GIVEN PROBLEM:
Every entry that follows should be repeated exactly; drop the images.

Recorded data
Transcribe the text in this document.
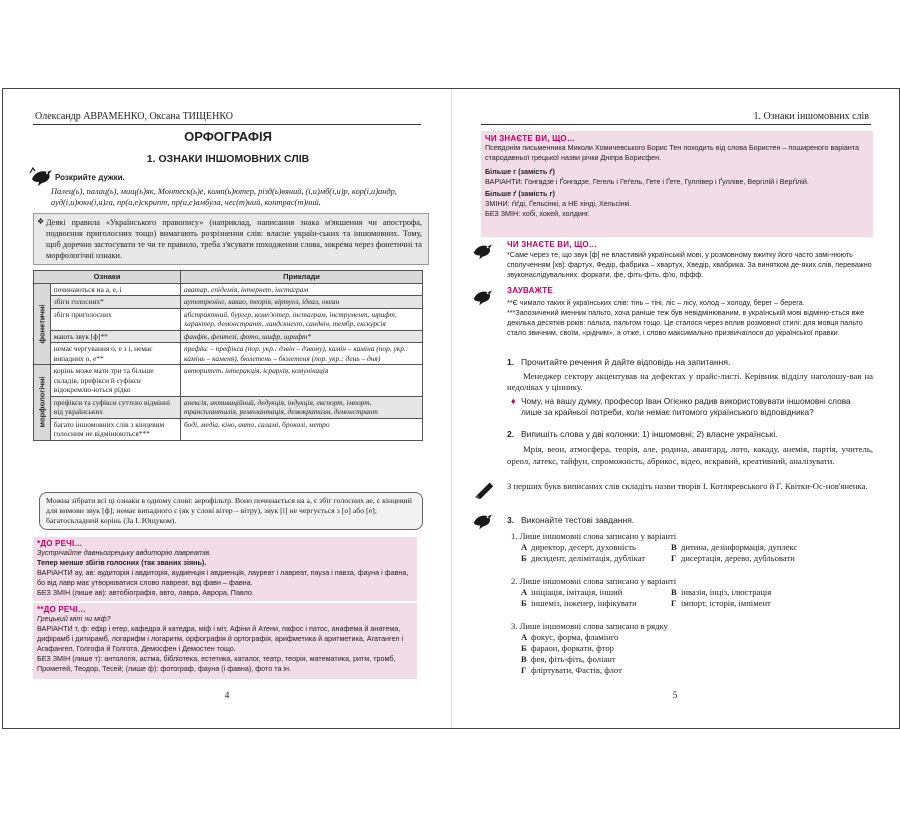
Олександр АВРАМЕНКО, Оксана ТИЩЕНКО
ОРФОГРАФІЯ
1. ОЗНАКИ ІНШОМОВНИХ СЛІВ
Розкрийте дужки.
Палец(ь), палац(ь), мищ(ь)як, Монтеск(ь)е, комп(ь)ютер, різд(ь)вяний, (і,и)мб(і,и)р, кор(і,и)андр, ауд(і,и)юкн(і,и)га, пр(и,е)скрипт, пр(и,е)амбула, чес(т)ний, контрас(т)ний.
❖ Деякі правила «Українського правопису» (наприклад, написання знака м'якшення чи апострофа, подвоєння приголосних тощо) вимагають розрізнення слів: власне україн-ських та іншомовних. Тому, щоб доречно застосувати те чи те правило, треба з'ясувати походження слова, зокрема через фонетичні та морфологічні ознаки.
Ознаки		Приклади

фонетичні	починаються на а, е, і	аватар, епідемія, інтернет, інстаграм
	збіги голосних*	аутотренінг, какао, теорія, віртуоз, ідеал, океан
	збіги приголосних	абстрактний, бургер, комп'ютер, інстаграм, інструмент, шрифт, характер, демонстрант, ландскнехт, сандвіч, тембр, екскурсія
	мають звук [ф]**	фанфік, фентезі, фото, шифр, шрифт*
	немає чергування о, е з і, немає випадних о, е**	префікс – префікса (пор. укр.: дзвін – дзвону), камін – каміна (пор. укр.: камінь – каменя), бюлетень – бюлетеня (пор. укр.: день – дня)

морфологічні	корінь може мати три та більше складів, префікси й суфікси відокремлю-ються рідко	авторитет, інтеракція, ієрархія, комунікація
	префікси та суфікси суттєво відмінні від українських	анексія, активаційний, дедукція, індукція, експорт, імпорт, транспланталія, ремплантація, демократизм, демонстрант
	багато іншомовних слів з кінцевим голосним не відмінюються***	боді, медіа, кіно, авто, саламі, броколі, метро
Можна зібрати всі ці ознаки в одному слові: аерофільтр. Воно починається на а, є збіг голосних ае, є кінцевий для вимови звук [ф]; немає випадного ε (як у слові вітер – вітру), звук [і] не чергується з [о] або [е]; багатоскладний корінь (За І. Ющуком).
*ДО РЕЧІ…
Зустрічайте давньогрецьку авдиторію лавреатів.
Тепер менше збігів голосних (так званих зіянь).
ВАРІАНТИ ау, ав: аудиторія і авдиторія, аудиенція і авдиенція, лауреат і лавреат, пауза і павза, фауна і фавна, бо від лавр має утворюватися слово лавреат, від фавн – фавна.
БЕЗ ЗМІН (лише ав): автобіографія, авто, лавра, Аврора, Павло.
**ДО РЕЧІ…
Грецький міт чи міф?
ВАРІАНТИ т, ф: ефір і етер, кафедра й катедра, міф і міт, Афіни й Атени, пафос і патос, анафема й анатема, дифірамб і дитирамб, логарифм і логаритм, орфографія й ортографія, арифметика й аритметика, Агатангел і Агафангел, Голгофа й Голгота, Демосфен і Демостен тощо.
БЕЗ ЗМІН (лише т): антологія, астма, бібліотека, естетика, каталог, театр, теорія, математика, ритм, тромб, Прометей, Теодор, Тесей; (лише ф): фотограф, фауна (і фавна), фото та ін.
4
1. Ознаки іншомовних слів
ЧИ ЗНАЄТЕ ВИ, ЩО…
Псевдонім письменника Миколи Хомичевського Борис Тен походить від слова Бористен – поширеного варіанта стародавньої грецької назви річки Дніпра Борисфен.
Більше г (замість ґ)
ВАРІАНТИ: Гонгадзе і Ґонгадзе, Гегель і Геґель, Гете і Ґете, Гуллівер і Ґулліве, Вергілій і Верґілій.
Більше ґ (замість г)
ЗМІНИ: ґіґді, Ґельсінкі, а НЕ хінді, Хельсінкі.
БЕЗ ЗМІН: хобі, хокей, холдинг.
ЧИ ЗНАЄТЕ ВИ, ЩО…
*Саме через те, що звук [ф] не властивий українській мові, у розмовному вжитку його часто замі-нюють сполученням [хв]: фартух, Федір, фабрика – хвартух, Хведір, хвабрика. За винятком де-яких слів, переважно звуконаслідувальних: форкати, фе, фіть-фіть, ф'ю, пффф.
ЗАУВАЖТЕ
**Є чимало таких й українських слів: тінь – тіні, ліс – лісу, холод – холоду, берег – берега.
***Запозичений іменник пальто, хоча раніше теж був невідмінюваним, в українській мові відміню-ється вже декілька десятків років: пальта, пальтом тощо. Це сталося через вплив розмовної стилі: для мовця пальто стало звичним, своїм, «рідним», а отже, і слово максимально призвичаїлося до української правки.
1. Прочитайте речення й дайте відповідь на запитання.
Менеджер сектору акцентував на дефектах у прайс-листі. Керівник відділу наголошу-вав на недоліках у ціннику.
♦ Чому, на вашу думку, професор Іван Огієнко радив використовувати іншомовні слова лише за крайньої потреби, коли немає питомого українського відповідника?
2. Випишіть слова у дві колонки: 1) іншомовні; 2) власне українські.
Мрія, веон, атмосфера, теорія, але, родина, авангард, лото, какаду, анемія, партія, учитель, ореол, латекс, тайфун, спроможність, абрикос, відео, яскравий, креативний, аналізувати.
З перших букв виписаних слів складіть назви творів І. Котляревського й Г. Квітки-Ос-нов'яненка.
3. Виконайте тестові завдання.
1. Лише іншомовні слова записано у варіанті
А директор, десерт, духовність
Б дисидент, делімітація, дублікат
В дитина, дезінформація, дуплекс
Г дисертація, дерево, дубльовати
2. Лише іншомовні слова записано у варіанті
А ініціація, імітація, інший
Б іншеміз, інженер, інфікувати
В інвазія, інціз, ілюстрація
Г імпорт, історія, імпімент
3. Лише іншомовні слова записано в рядку
А фокус, форма, фламінго
Б фараон, форкати, фтор
В фея, фіть-фіть, фоліант
Г фліртувати, Фастів, флот
5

TASK ANSWER:
Transcribe the text in this document.
Олександр АВРАМЕНКО, Оксана ТИЩЕНКО
ОРФОГРАФІЯ
1. ОЗНАКИ ІНШОМОВНИХ СЛІВ
Розкрийте дужки.
Палец(ь), палац(ь), мищ(ь)як, Монтеск(ь)е, комп(ь)ютер, різд(ь)вяний, (і,и)мб(і,и)р, кор(і,и)андр, ауд(і,и)юкн(і,и)га, пр(и,е)скрипт, пр(и,е)амбула, чес(т)ний, контрас(т)ний.
❖ Деякі правила «Українського правопису» (наприклад, написання знака м'якшення чи апострофа, подвоєння приголосних тощо) вимагають розрізнення слів: власне україн-ських та іншомовних. Тому, щоб доречно застосувати те чи те правило, треба з'ясувати походження слова, зокрема через фонетичні та морфологічні ознаки.
Ознаки		Приклади

фонетичні	починаються на а, е, і	аватар, епідемія, інтернет, інстаграм
	збіги голосних*	аутотренінг, какао, теорія, віртуоз, ідеал, океан
	збіги приголосних	абстрактний, бургер, комп'ютер, інстаграм, інструмент, шрифт, характер, демонстрант, ландскнехт, сандвіч, тембр, екскурсія
	мають звук [ф]**	фанфік, фентезі, фото, шифр, шрифт*
	немає чергування о, е з і, немає випадних о, е**	префікс – префікса (пор. укр.: дзвін – дзвону), камін – каміна (пор. укр.: камінь – каменя), бюлетень – бюлетеня (пор. укр.: день – дня)

морфологічні	корінь може мати три та більше складів, префікси й суфікси відокремлю-ються рідко	авторитет, інтеракція, ієрархія, комунікація
	префікси та суфікси суттєво відмінні від українських	анексія, активаційний, дедукція, індукція, експорт, імпорт, транспланталія, ремплантація, демократизм, демонстрант
	багато іншомовних слів з кінцевим голосним не відмінюються***	боді, медіа, кіно, авто, саламі, броколі, метро
Можна зібрати всі ці ознаки в одному слові: аерофільтр. Воно починається на а, є збіг голосних ае, є кінцевий для вимови звук [ф]; немає випадного ε (як у слові вітер – вітру), звук [і] не чергується з [о] або [е]; багатоскладний корінь (За І. Ющуком).
*ДО РЕЧІ…
Зустрічайте давньогрецьку авдиторію лавреатів.
Тепер менше збігів голосних (так званих зіянь).
ВАРІАНТИ ау, ав: аудиторія і авдиторія, аудиенція і авдиенція, лауреат і лавреат, пауза і павза, фауна і фавна, бо від лавр має утворюватися слово лавреат, від фавн – фавна.
БЕЗ ЗМІН (лише ав): автобіографія, авто, лавра, Аврора, Павло.
**ДО РЕЧІ…
Грецький міт чи міф?
ВАРІАНТИ т, ф: ефір і етер, кафедра й катедра, міф і міт, Афіни й Атени, пафос і патос, анафема й анатема, дифірамб і дитирамб, логарифм і логаритм, орфографія й ортографія, арифметика й аритметика, Агатангел і Агафангел, Голгофа й Голгота, Демосфен і Демостен тощо.
БЕЗ ЗМІН (лише т): антологія, астма, бібліотека, естетика, каталог, театр, теорія, математика, ритм, тромб, Прометей, Теодор, Тесей; (лише ф): фотограф, фауна (і фавна), фото та ін.
4
1. Ознаки іншомовних слів
ЧИ ЗНАЄТЕ ВИ, ЩО…
Псевдонім письменника Миколи Хомичевського Борис Тен походить від слова Бористен – поширеного варіанта стародавньої грецької назви річки Дніпра Борисфен.
Більше г (замість ґ)
ВАРІАНТИ: Гонгадзе і Ґонгадзе, Гегель і Геґель, Гете і Ґете, Гуллівер і Ґулліве, Вергілій і Верґілій.
Більше ґ (замість г)
ЗМІНИ: ґіґді, Ґельсінкі, а НЕ хінді, Хельсінкі.
БЕЗ ЗМІН: хобі, хокей, холдинг.
ЧИ ЗНАЄТЕ ВИ, ЩО…
*Саме через те, що звук [ф] не властивий українській мові, у розмовному вжитку його часто замі-нюють сполученням [хв]: фартух, Федір, фабрика – хвартух, Хведір, хвабрика. За винятком де-яких слів, переважно звуконаслідувальних: форкати, фе, фіть-фіть, ф'ю, пффф.
ЗАУВАЖТЕ
**Є чимало таких й українських слів: тінь – тіні, ліс – лісу, холод – холоду, берег – берега.
***Запозичений іменник пальто, хоча раніше теж був невідмінюваним, в українській мові відміню-ється вже декілька десятків років: пальта, пальтом тощо. Це сталося через вплив розмовної стилі: для мовця пальто стало звичним, своїм, «рідним», а отже, і слово максимально призвичаїлося до української правки.
1. Прочитайте речення й дайте відповідь на запитання.
Менеджер сектору акцентував на дефектах у прайс-листі. Керівник відділу наголошу-вав на недоліках у ціннику.
♦ Чому, на вашу думку, професор Іван Огієнко радив використовувати іншомовні слова лише за крайньої потреби, коли немає питомого українського відповідника?
2. Випишіть слова у дві колонки: 1) іншомовні; 2) власне українські.
Мрія, веон, атмосфера, теорія, але, родина, авангард, лото, какаду, анемія, партія, учитель, ореол, латекс, тайфун, спроможність, абрикос, відео, яскравий, креативний, аналізувати.
З перших букв виписаних слів складіть назви творів І. Котляревського й Г. Квітки-Ос-нов'яненка.
3. Виконайте тестові завдання.
1. Лише іншомовні слова записано у варіанті
А директор, десерт, духовність
Б дисидент, делімітація, дублікат
В дитина, дезінформація, дуплекс
Г дисертація, дерево, дубльовати
2. Лише іншомовні слова записано у варіанті
А ініціація, імітація, інший
Б іншеміз, інженер, інфікувати
В інвазія, інціз, ілюстрація
Г імпорт, історія, імпімент
3. Лише іншомовні слова записано в рядку
А фокус, форма, фламінго
Б фараон, форкати, фтор
В фея, фіть-фіть, фоліант
Г фліртувати, Фастів, флот
5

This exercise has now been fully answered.